TASK REQUIREMENTS: Transcribe all the entries word for word, omitting any pictures they contain.

====== RECORDS FOR THE TASK ======

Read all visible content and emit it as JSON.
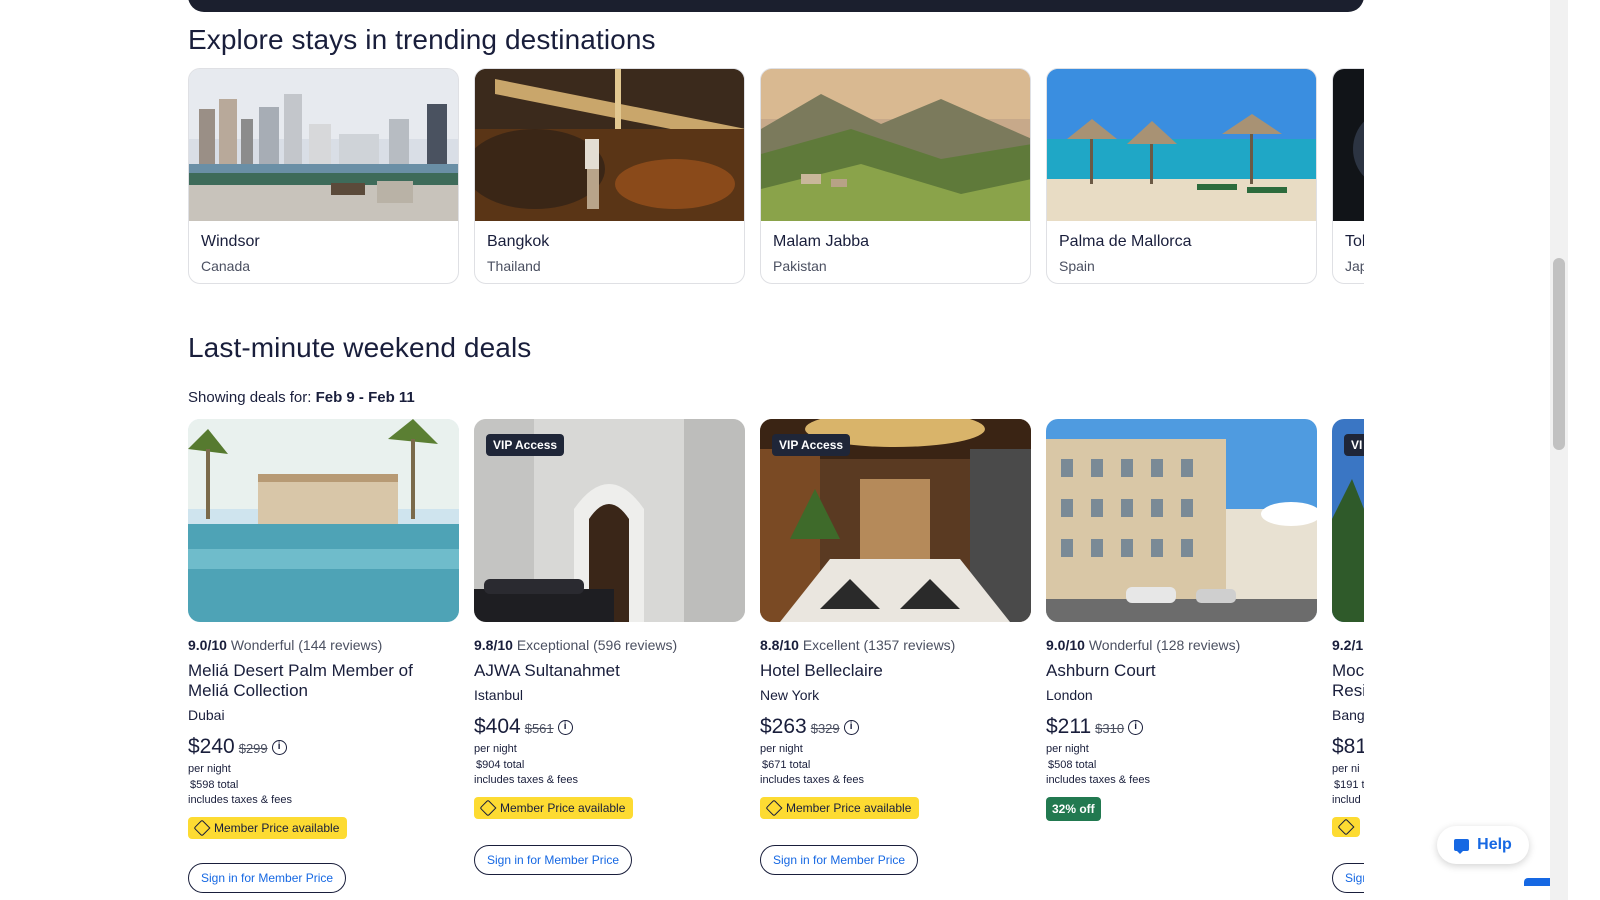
{
  "trending": {
    "title": "Explore stays in trending destinations",
    "destinations": [
      {
        "name": "Windsor",
        "country": "Canada"
      },
      {
        "name": "Bangkok",
        "country": "Thailand"
      },
      {
        "name": "Malam Jabba",
        "country": "Pakistan"
      },
      {
        "name": "Palma de Mallorca",
        "country": "Spain"
      },
      {
        "name": "Tol",
        "country": "Jap"
      }
    ]
  },
  "deals": {
    "title": "Last-minute weekend deals",
    "showing_label": "Showing deals for:",
    "date_range": "Feb 9 - Feb 11",
    "hotels": [
      {
        "rating": "9.0/10",
        "rating_word": "Wonderful (144 reviews)",
        "name": "Meliá Desert Palm Member of Meliá Collection",
        "city": "Dubai",
        "price": "$240",
        "old_price": "$299",
        "per_night": "per night",
        "total": "$598 total",
        "taxes": "includes taxes & fees",
        "badge": "Member Price available",
        "button": "Sign in for Member Price",
        "vip": ""
      },
      {
        "rating": "9.8/10",
        "rating_word": "Exceptional (596 reviews)",
        "name": "AJWA Sultanahmet",
        "city": "Istanbul",
        "price": "$404",
        "old_price": "$561",
        "per_night": "per night",
        "total": "$904 total",
        "taxes": "includes taxes & fees",
        "badge": "Member Price available",
        "button": "Sign in for Member Price",
        "vip": "VIP Access"
      },
      {
        "rating": "8.8/10",
        "rating_word": "Excellent (1357 reviews)",
        "name": "Hotel Belleclaire",
        "city": "New York",
        "price": "$263",
        "old_price": "$329",
        "per_night": "per night",
        "total": "$671 total",
        "taxes": "includes taxes & fees",
        "badge": "Member Price available",
        "button": "Sign in for Member Price",
        "vip": "VIP Access"
      },
      {
        "rating": "9.0/10",
        "rating_word": "Wonderful (128 reviews)",
        "name": "Ashburn Court",
        "city": "London",
        "price": "$211",
        "old_price": "$310",
        "per_night": "per night",
        "total": "$508 total",
        "taxes": "includes taxes & fees",
        "discount": "32% off",
        "vip": ""
      },
      {
        "rating": "9.2/1",
        "name": "Moc",
        "name2": "Resi",
        "city": "Bang",
        "price": "$81",
        "per_night": "per ni",
        "total": "$191 to",
        "taxes": "includ",
        "button": "Sign",
        "vip": "VI"
      }
    ]
  },
  "help": {
    "label": "Help"
  },
  "colors": {
    "navy": "#191e3b",
    "link_blue": "#1668e3",
    "member_yellow": "#fddb32",
    "discount_green": "#227950",
    "vip_dark": "#1f2638"
  }
}
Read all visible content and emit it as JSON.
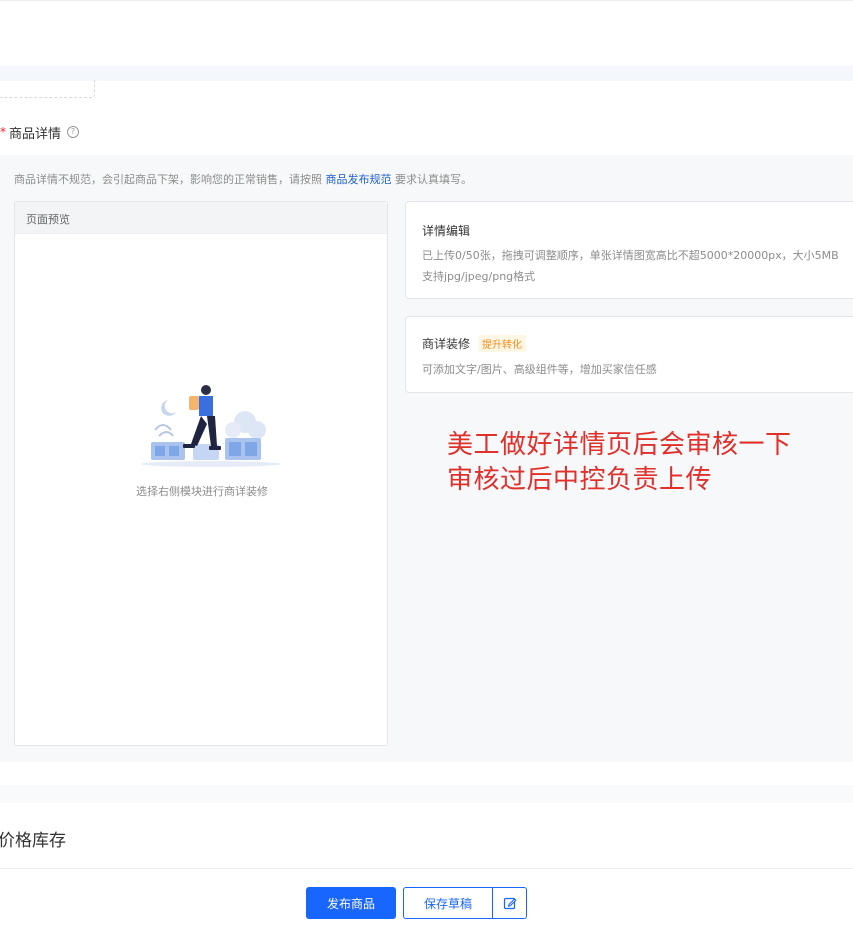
{
  "section": {
    "required_mark": "*",
    "title": "商品详情",
    "help_icon": "question-circle-icon"
  },
  "notice": {
    "prefix": "商品详情不规范，会引起商品下架，影响您的正常销售，请按照",
    "link": "商品发布规范",
    "suffix": "要求认真填写。"
  },
  "preview": {
    "header": "页面预览",
    "empty_text": "选择右侧模块进行商详装修"
  },
  "detail_edit": {
    "title": "详情编辑",
    "desc_line1": "已上传0/50张，拖拽可调整顺序，单张详情图宽高比不超5000*20000px，大小5MB",
    "desc_line2": "支持jpg/jpeg/png格式"
  },
  "detail_decor": {
    "title": "商详装修",
    "tag": "提升转化",
    "desc": "可添加文字/图片、高级组件等，增加买家信任感"
  },
  "annotation": {
    "line1": "美工做好详情页后会审核一下",
    "line2": "审核过后中控负责上传"
  },
  "price_section": {
    "title": "价格库存"
  },
  "footer": {
    "publish_label": "发布商品",
    "draft_label": "保存草稿",
    "edit_icon": "edit-icon"
  },
  "colors": {
    "primary": "#1966ff",
    "annotation": "#e0302b",
    "tag_text": "#fa8c16",
    "required": "#f5222d"
  }
}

======

COMPLETE RESPONSE:
Read all visible content and emit it as JSON.
{
  "trending": {
    "title": "Explore stays in trending destinations",
    "destinations": [
      {
        "name": "Windsor",
        "country": "Canada"
      },
      {
        "name": "Bangkok",
        "country": "Thailand"
      },
      {
        "name": "Malam Jabba",
        "country": "Pakistan"
      },
      {
        "name": "Palma de Mallorca",
        "country": "Spain"
      },
      {
        "name": "Tol",
        "country": "Jap"
      }
    ]
  },
  "deals": {
    "title": "Last-minute weekend deals",
    "showing_label": "Showing deals for:",
    "date_range": "Feb 9 - Feb 11",
    "hotels": [
      {
        "rating": "9.0/10",
        "rating_word": "Wonderful (144 reviews)",
        "name": "Meliá Desert Palm Member of Meliá Collection",
        "city": "Dubai",
        "price": "$240",
        "old_price": "$299",
        "per_night": "per night",
        "total": "$598 total",
        "taxes": "includes taxes & fees",
        "badge": "Member Price available",
        "button": "Sign in for Member Price",
        "vip": ""
      },
      {
        "rating": "9.8/10",
        "rating_word": "Exceptional (596 reviews)",
        "name": "AJWA Sultanahmet",
        "city": "Istanbul",
        "price": "$404",
        "old_price": "$561",
        "per_night": "per night",
        "total": "$904 total",
        "taxes": "includes taxes & fees",
        "badge": "Member Price available",
        "button": "Sign in for Member Price",
        "vip": "VIP Access"
      },
      {
        "rating": "8.8/10",
        "rating_word": "Excellent (1357 reviews)",
        "name": "Hotel Belleclaire",
        "city": "New York",
        "price": "$263",
        "old_price": "$329",
        "per_night": "per night",
        "total": "$671 total",
        "taxes": "includes taxes & fees",
        "badge": "Member Price available",
        "button": "Sign in for Member Price",
        "vip": "VIP Access"
      },
      {
        "rating": "9.0/10",
        "rating_word": "Wonderful (128 reviews)",
        "name": "Ashburn Court",
        "city": "London",
        "price": "$211",
        "old_price": "$310",
        "per_night": "per night",
        "total": "$508 total",
        "taxes": "includes taxes & fees",
        "discount": "32% off",
        "vip": ""
      },
      {
        "rating": "9.2/1",
        "name": "Moc",
        "name2": "Resi",
        "city": "Bang",
        "price": "$81",
        "per_night": "per ni",
        "total": "$191 to",
        "taxes": "includ",
        "button": "Sign",
        "vip": "VI"
      }
    ]
  },
  "help": {
    "label": "Help"
  },
  "colors": {
    "navy": "#191e3b",
    "link_blue": "#1668e3",
    "member_yellow": "#fddb32",
    "discount_green": "#227950",
    "vip_dark": "#1f2638"
  }
}
Read all visible content and emit it as JSON.
{
  "section": {
    "required_mark": "*",
    "title": "商品详情",
    "help_icon": "question-circle-icon"
  },
  "notice": {
    "prefix": "商品详情不规范，会引起商品下架，影响您的正常销售，请按照",
    "link": "商品发布规范",
    "suffix": "要求认真填写。"
  },
  "preview": {
    "header": "页面预览",
    "empty_text": "选择右侧模块进行商详装修"
  },
  "detail_edit": {
    "title": "详情编辑",
    "desc_line1": "已上传0/50张，拖拽可调整顺序，单张详情图宽高比不超5000*20000px，大小5MB",
    "desc_line2": "支持jpg/jpeg/png格式"
  },
  "detail_decor": {
    "title": "商详装修",
    "tag": "提升转化",
    "desc": "可添加文字/图片、高级组件等，增加买家信任感"
  },
  "annotation": {
    "line1": "美工做好详情页后会审核一下",
    "line2": "审核过后中控负责上传"
  },
  "price_section": {
    "title": "价格库存"
  },
  "footer": {
    "publish_label": "发布商品",
    "draft_label": "保存草稿",
    "edit_icon": "edit-icon"
  },
  "colors": {
    "primary": "#1966ff",
    "annotation": "#e0302b",
    "tag_text": "#fa8c16",
    "required": "#f5222d"
  }
}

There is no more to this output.